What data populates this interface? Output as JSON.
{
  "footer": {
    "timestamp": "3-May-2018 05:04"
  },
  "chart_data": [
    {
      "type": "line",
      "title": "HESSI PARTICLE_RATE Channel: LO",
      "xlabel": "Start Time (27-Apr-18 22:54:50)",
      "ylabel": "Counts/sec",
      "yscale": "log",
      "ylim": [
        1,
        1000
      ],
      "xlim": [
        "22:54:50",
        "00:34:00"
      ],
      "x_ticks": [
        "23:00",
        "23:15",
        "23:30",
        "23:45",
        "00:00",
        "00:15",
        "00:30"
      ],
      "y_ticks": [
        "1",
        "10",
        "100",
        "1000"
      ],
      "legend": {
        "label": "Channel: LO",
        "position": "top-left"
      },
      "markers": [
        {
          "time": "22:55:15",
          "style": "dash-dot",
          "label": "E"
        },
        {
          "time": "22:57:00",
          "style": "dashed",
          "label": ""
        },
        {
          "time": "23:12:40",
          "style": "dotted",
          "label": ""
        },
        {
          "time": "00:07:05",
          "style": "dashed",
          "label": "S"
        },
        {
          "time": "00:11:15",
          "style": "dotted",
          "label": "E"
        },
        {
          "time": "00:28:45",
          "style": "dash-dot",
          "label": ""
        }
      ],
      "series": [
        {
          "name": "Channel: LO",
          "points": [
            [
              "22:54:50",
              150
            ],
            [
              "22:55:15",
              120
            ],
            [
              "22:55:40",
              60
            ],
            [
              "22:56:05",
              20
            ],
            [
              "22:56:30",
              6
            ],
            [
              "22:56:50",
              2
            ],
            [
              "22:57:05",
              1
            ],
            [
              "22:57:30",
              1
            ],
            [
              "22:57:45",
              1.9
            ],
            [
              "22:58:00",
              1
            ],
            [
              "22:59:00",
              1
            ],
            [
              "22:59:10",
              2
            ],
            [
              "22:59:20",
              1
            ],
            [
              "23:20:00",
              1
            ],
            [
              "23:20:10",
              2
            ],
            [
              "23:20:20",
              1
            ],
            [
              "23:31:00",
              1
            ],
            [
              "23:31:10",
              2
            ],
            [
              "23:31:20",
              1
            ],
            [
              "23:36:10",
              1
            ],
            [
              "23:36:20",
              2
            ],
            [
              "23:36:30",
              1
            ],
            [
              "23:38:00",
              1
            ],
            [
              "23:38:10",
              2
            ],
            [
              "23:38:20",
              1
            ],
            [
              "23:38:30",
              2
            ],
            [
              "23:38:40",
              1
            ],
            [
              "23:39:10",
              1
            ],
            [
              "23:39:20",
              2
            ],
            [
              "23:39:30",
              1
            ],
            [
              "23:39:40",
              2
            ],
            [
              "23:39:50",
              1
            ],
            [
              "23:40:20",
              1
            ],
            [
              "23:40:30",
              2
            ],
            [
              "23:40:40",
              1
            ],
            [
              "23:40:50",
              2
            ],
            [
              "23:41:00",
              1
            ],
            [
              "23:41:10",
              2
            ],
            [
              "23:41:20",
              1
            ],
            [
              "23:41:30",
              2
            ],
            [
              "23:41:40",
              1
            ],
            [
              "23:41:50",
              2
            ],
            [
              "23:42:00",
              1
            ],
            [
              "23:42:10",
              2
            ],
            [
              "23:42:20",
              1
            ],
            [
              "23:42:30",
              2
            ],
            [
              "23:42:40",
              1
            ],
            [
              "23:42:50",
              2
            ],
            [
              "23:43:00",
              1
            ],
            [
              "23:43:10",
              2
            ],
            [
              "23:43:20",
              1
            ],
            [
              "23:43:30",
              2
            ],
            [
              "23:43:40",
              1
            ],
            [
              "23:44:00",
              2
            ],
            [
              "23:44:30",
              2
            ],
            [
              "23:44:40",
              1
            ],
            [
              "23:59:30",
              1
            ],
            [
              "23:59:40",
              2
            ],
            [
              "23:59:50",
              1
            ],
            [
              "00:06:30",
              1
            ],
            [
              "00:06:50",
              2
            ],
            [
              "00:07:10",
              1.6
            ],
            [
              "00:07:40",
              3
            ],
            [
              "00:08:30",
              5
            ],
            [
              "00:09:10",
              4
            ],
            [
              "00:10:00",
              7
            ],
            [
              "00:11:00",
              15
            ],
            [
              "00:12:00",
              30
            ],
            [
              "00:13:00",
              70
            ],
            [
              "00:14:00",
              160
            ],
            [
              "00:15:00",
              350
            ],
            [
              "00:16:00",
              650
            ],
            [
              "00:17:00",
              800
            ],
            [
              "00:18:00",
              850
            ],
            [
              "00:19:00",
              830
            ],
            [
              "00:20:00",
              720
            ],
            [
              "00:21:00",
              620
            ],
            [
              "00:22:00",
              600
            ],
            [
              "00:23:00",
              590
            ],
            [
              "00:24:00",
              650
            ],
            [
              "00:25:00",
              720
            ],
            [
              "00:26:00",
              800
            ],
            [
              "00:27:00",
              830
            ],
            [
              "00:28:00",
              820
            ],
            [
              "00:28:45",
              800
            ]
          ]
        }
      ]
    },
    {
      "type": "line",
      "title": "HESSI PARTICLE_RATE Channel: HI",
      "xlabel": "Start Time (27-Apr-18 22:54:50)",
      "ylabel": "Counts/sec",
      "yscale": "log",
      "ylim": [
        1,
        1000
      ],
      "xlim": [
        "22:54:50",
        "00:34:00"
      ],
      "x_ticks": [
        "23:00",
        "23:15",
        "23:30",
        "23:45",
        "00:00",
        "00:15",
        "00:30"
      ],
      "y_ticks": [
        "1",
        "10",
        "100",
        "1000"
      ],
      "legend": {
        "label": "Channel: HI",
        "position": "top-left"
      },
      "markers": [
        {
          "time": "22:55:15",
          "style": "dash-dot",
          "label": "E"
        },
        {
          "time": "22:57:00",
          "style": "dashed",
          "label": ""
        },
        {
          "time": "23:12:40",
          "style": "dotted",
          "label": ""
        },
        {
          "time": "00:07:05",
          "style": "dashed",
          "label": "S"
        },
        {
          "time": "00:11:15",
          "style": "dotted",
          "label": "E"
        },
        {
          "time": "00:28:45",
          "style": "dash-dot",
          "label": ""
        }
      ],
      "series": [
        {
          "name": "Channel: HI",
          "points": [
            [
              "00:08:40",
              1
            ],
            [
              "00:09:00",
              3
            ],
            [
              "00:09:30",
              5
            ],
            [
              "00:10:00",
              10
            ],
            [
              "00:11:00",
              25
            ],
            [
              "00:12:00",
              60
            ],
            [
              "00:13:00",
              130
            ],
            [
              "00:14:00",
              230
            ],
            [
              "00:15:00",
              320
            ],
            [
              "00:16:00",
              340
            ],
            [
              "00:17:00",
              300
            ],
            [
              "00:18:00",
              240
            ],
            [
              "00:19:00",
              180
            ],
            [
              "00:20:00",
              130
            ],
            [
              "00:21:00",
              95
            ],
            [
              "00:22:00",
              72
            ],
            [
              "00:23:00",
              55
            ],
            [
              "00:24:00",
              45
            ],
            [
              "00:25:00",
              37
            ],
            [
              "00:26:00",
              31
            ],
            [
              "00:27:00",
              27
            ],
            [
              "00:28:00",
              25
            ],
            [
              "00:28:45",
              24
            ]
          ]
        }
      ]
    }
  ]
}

================

**What the task requires**
Write out every line of the preceding listing that contains "title".

**Result of this exercise**
      "title": "HESSI PARTICLE_RATE Channel: LO",
      "title": "HESSI PARTICLE_RATE Channel: HI",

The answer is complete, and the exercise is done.